◆ **TASK DETAILS**
Copy out the listing that follows, exact in every word, and skip the images.

◆ **RECORDS**
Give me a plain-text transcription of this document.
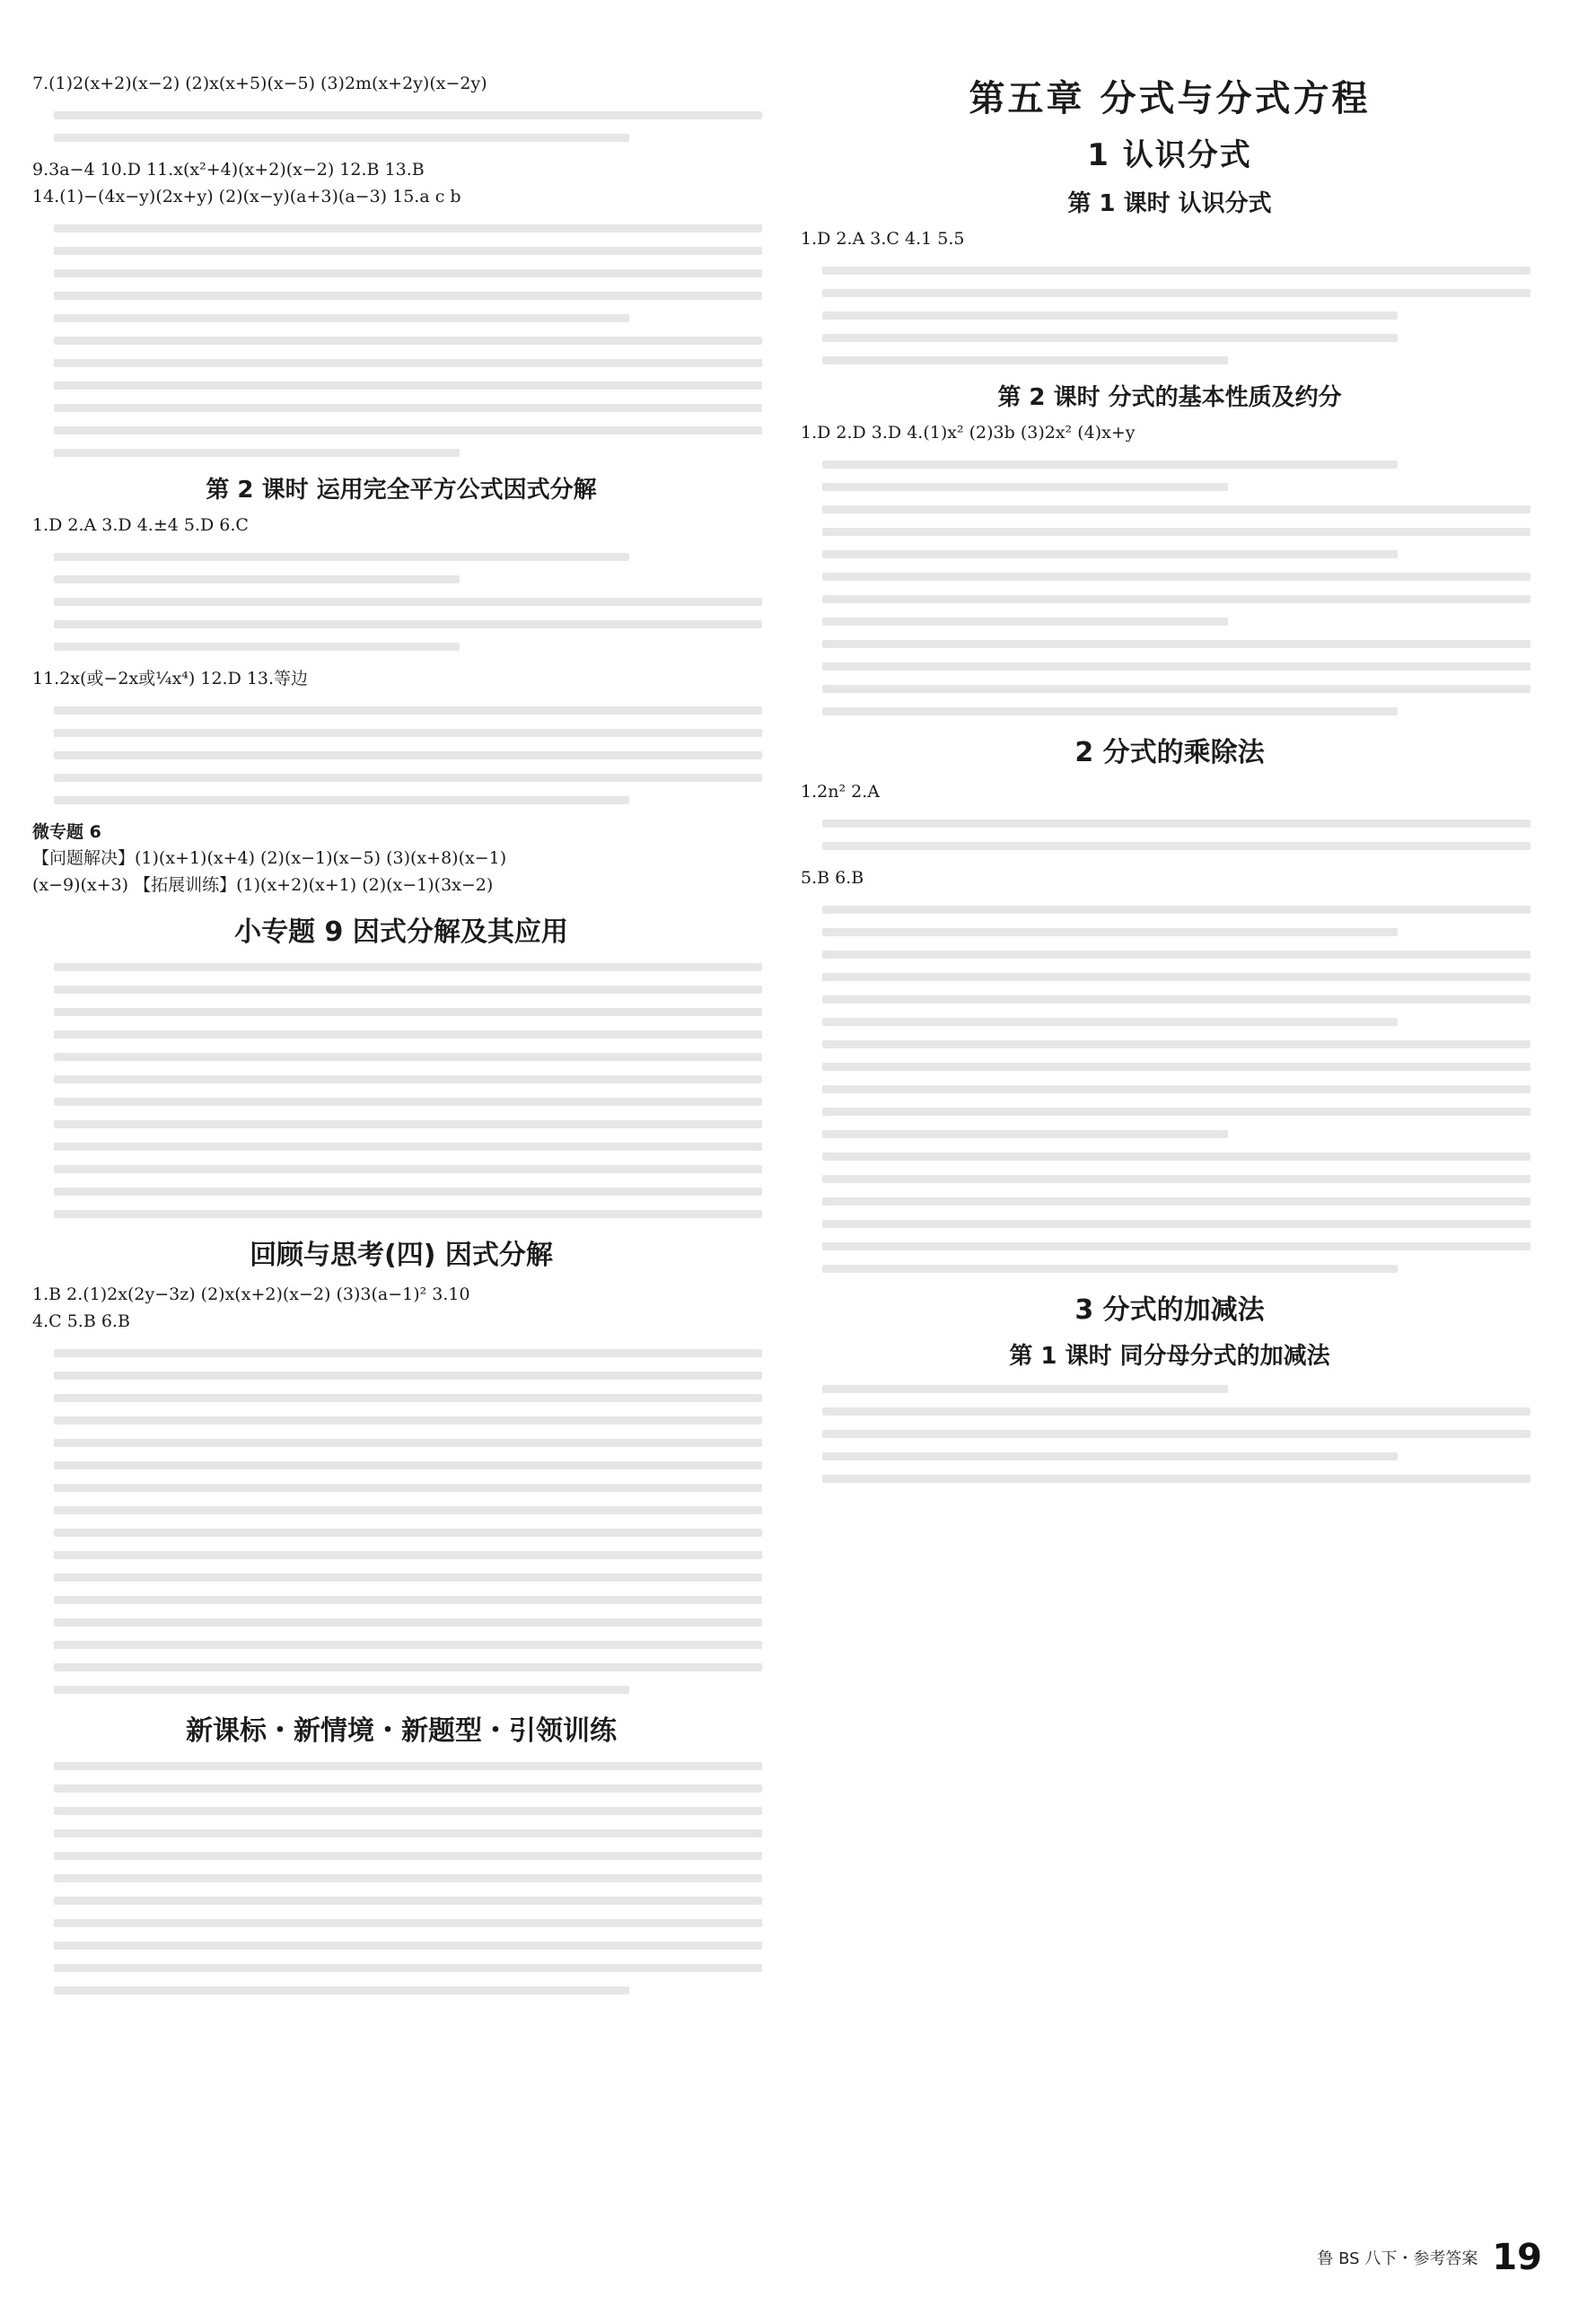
7.(1)2(x+2)(x−2) (2)x(x+5)(x−5) (3)2m(x+2y)(x−2y)
9.3a−4 10.D 11.x(x²+4)(x+2)(x−2) 12.B 13.B
14.(1)−(4x−y)(2x+y) (2)(x−y)(a+3)(a−3) 15.a c b
第 2 课时 运用完全平方公式因式分解
1.D 2.A 3.D 4.±4 5.D 6.C
11.2x(或−2x或¼x⁴) 12.D 13.等边
微专题 6
【问题解决】(1)(x+1)(x+4) (2)(x−1)(x−5) (3)(x+8)(x−1)
(x−9)(x+3) 【拓展训练】(1)(x+2)(x+1) (2)(x−1)(3x−2)
小专题 9 因式分解及其应用
回顾与思考(四) 因式分解
1.B 2.(1)2x(2y−3z) (2)x(x+2)(x−2) (3)3(a−1)² 3.10
4.C 5.B 6.B
新课标・新情境・新题型・引领训练
第五章 分式与分式方程
1 认识分式
第 1 课时 认识分式
1.D 2.A 3.C 4.1 5.5
第 2 课时 分式的基本性质及约分
1.D 2.D 3.D 4.(1)x² (2)3b (3)2x² (4)x+y
2 分式的乘除法
1.2n² 2.A
5.B 6.B
3 分式的加减法
第 1 课时 同分母分式的加减法
鲁 BS 八下・参考答案 19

◆ **CORRECT ANSWER**
Give me a plain-text transcription of this document.
7.(1)2(x+2)(x−2) (2)x(x+5)(x−5) (3)2m(x+2y)(x−2y)
9.3a−4 10.D 11.x(x²+4)(x+2)(x−2) 12.B 13.B
14.(1)−(4x−y)(2x+y) (2)(x−y)(a+3)(a−3) 15.a c b
第 2 课时 运用完全平方公式因式分解
1.D 2.A 3.D 4.±4 5.D 6.C
11.2x(或−2x或¼x⁴) 12.D 13.等边
微专题 6
【问题解决】(1)(x+1)(x+4) (2)(x−1)(x−5) (3)(x+8)(x−1)
(x−9)(x+3) 【拓展训练】(1)(x+2)(x+1) (2)(x−1)(3x−2)
小专题 9 因式分解及其应用
回顾与思考(四) 因式分解
1.B 2.(1)2x(2y−3z) (2)x(x+2)(x−2) (3)3(a−1)² 3.10
4.C 5.B 6.B
新课标・新情境・新题型・引领训练
第五章 分式与分式方程
1 认识分式
第 1 课时 认识分式
1.D 2.A 3.C 4.1 5.5
第 2 课时 分式的基本性质及约分
1.D 2.D 3.D 4.(1)x² (2)3b (3)2x² (4)x+y
2 分式的乘除法
1.2n² 2.A
5.B 6.B
3 分式的加减法
第 1 课时 同分母分式的加减法
鲁 BS 八下・参考答案 19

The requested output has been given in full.